* Start RAW RECORDS *

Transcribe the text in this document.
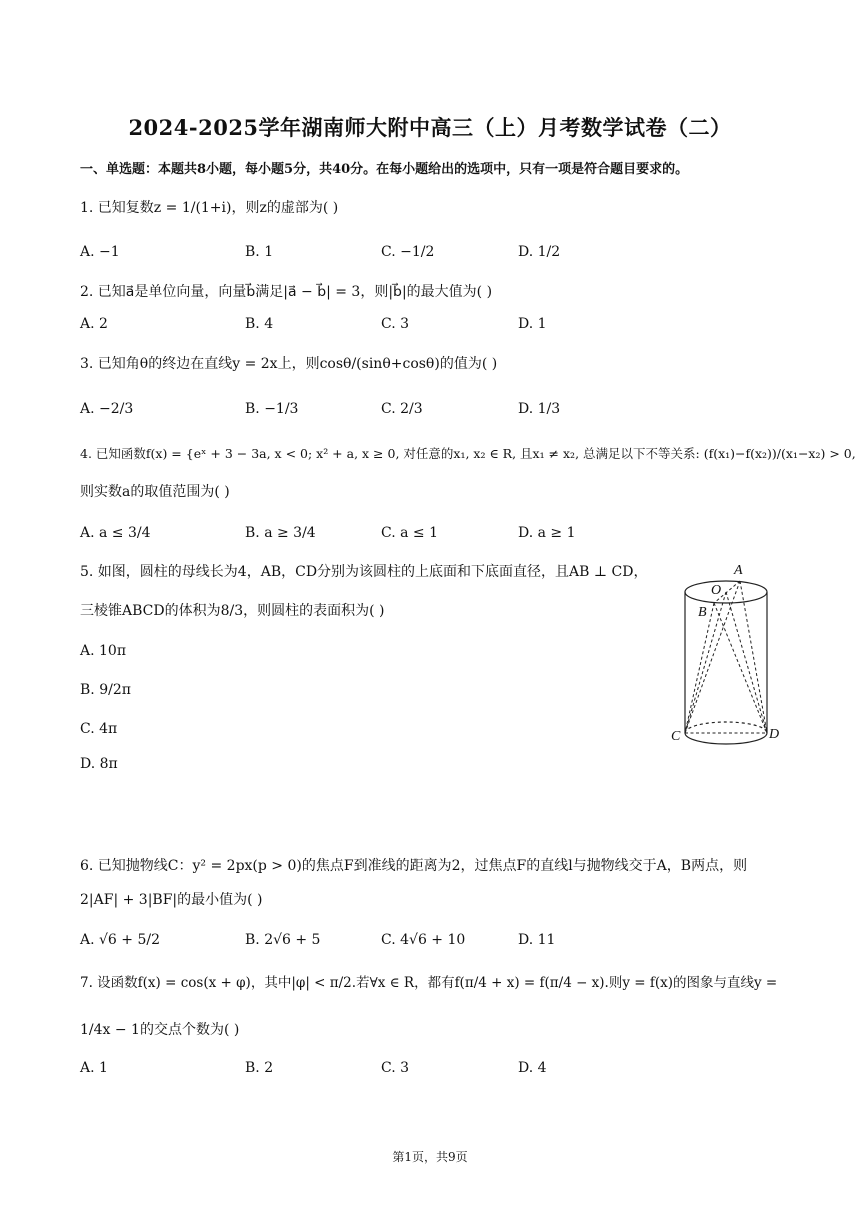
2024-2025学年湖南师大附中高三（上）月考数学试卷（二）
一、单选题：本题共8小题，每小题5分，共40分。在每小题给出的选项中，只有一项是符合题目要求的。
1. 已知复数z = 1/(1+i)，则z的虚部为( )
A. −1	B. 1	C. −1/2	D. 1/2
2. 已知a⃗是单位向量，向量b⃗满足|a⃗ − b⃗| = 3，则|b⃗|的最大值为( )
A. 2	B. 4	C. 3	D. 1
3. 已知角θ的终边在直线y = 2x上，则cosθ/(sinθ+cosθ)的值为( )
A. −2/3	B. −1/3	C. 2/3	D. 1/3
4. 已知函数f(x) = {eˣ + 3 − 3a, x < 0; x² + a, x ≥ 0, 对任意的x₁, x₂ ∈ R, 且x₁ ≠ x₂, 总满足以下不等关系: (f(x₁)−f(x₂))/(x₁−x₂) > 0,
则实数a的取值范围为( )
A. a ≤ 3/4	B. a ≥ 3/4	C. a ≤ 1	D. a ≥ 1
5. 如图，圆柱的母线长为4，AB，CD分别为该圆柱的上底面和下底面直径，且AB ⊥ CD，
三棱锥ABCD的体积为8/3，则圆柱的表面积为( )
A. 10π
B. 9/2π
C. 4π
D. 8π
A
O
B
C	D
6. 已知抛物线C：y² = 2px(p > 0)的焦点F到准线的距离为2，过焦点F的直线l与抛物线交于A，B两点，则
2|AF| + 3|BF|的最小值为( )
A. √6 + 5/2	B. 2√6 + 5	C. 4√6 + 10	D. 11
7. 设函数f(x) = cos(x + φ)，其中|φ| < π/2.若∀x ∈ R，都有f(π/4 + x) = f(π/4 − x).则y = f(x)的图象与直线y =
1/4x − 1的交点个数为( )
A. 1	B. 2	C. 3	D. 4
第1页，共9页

* End RAW RECORDS *

▶ **WHAT YOU SHOULD DO**
Reproduce every entry word for word, but omit the pictures.

▶ **EXPECTED ANSWER**
Transcribe the text in this document.
2024-2025学年湖南师大附中高三（上）月考数学试卷（二）
一、单选题：本题共8小题，每小题5分，共40分。在每小题给出的选项中，只有一项是符合题目要求的。
1. 已知复数z = 1/(1+i)，则z的虚部为( )
A. −1	B. 1	C. −1/2	D. 1/2
2. 已知a⃗是单位向量，向量b⃗满足|a⃗ − b⃗| = 3，则|b⃗|的最大值为( )
A. 2	B. 4	C. 3	D. 1
3. 已知角θ的终边在直线y = 2x上，则cosθ/(sinθ+cosθ)的值为( )
A. −2/3	B. −1/3	C. 2/3	D. 1/3
4. 已知函数f(x) = {eˣ + 3 − 3a, x < 0; x² + a, x ≥ 0, 对任意的x₁, x₂ ∈ R, 且x₁ ≠ x₂, 总满足以下不等关系: (f(x₁)−f(x₂))/(x₁−x₂) > 0,
则实数a的取值范围为( )
A. a ≤ 3/4	B. a ≥ 3/4	C. a ≤ 1	D. a ≥ 1
5. 如图，圆柱的母线长为4，AB，CD分别为该圆柱的上底面和下底面直径，且AB ⊥ CD，
三棱锥ABCD的体积为8/3，则圆柱的表面积为( )
A. 10π
B. 9/2π
C. 4π
D. 8π
A
O
B
C	D
6. 已知抛物线C：y² = 2px(p > 0)的焦点F到准线的距离为2，过焦点F的直线l与抛物线交于A，B两点，则
2|AF| + 3|BF|的最小值为( )
A. √6 + 5/2	B. 2√6 + 5	C. 4√6 + 10	D. 11
7. 设函数f(x) = cos(x + φ)，其中|φ| < π/2.若∀x ∈ R，都有f(π/4 + x) = f(π/4 − x).则y = f(x)的图象与直线y =
1/4x − 1的交点个数为( )
A. 1	B. 2	C. 3	D. 4
第1页，共9页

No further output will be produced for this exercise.